Data entries:
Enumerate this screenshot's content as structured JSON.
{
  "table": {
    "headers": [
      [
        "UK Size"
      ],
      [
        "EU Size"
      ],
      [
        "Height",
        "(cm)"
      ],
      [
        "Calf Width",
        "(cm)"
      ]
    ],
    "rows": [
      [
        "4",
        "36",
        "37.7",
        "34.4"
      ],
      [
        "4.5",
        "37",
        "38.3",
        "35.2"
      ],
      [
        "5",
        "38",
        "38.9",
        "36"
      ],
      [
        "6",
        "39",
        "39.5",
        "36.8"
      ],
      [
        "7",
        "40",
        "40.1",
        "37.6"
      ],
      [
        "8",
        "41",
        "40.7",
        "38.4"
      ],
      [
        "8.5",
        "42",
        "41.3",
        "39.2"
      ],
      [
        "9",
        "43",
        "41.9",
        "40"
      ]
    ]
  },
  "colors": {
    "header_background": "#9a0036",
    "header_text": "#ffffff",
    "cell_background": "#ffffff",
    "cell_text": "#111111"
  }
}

# Goal:
Please reproduce each record precisely as written.

# Answer to this task:
Enumerate this screenshot's content as structured JSON.
{
  "table": {
    "headers": [
      [
        "UK Size"
      ],
      [
        "EU Size"
      ],
      [
        "Height",
        "(cm)"
      ],
      [
        "Calf Width",
        "(cm)"
      ]
    ],
    "rows": [
      [
        "4",
        "36",
        "37.7",
        "34.4"
      ],
      [
        "4.5",
        "37",
        "38.3",
        "35.2"
      ],
      [
        "5",
        "38",
        "38.9",
        "36"
      ],
      [
        "6",
        "39",
        "39.5",
        "36.8"
      ],
      [
        "7",
        "40",
        "40.1",
        "37.6"
      ],
      [
        "8",
        "41",
        "40.7",
        "38.4"
      ],
      [
        "8.5",
        "42",
        "41.3",
        "39.2"
      ],
      [
        "9",
        "43",
        "41.9",
        "40"
      ]
    ]
  },
  "colors": {
    "header_background": "#9a0036",
    "header_text": "#ffffff",
    "cell_background": "#ffffff",
    "cell_text": "#111111"
  }
}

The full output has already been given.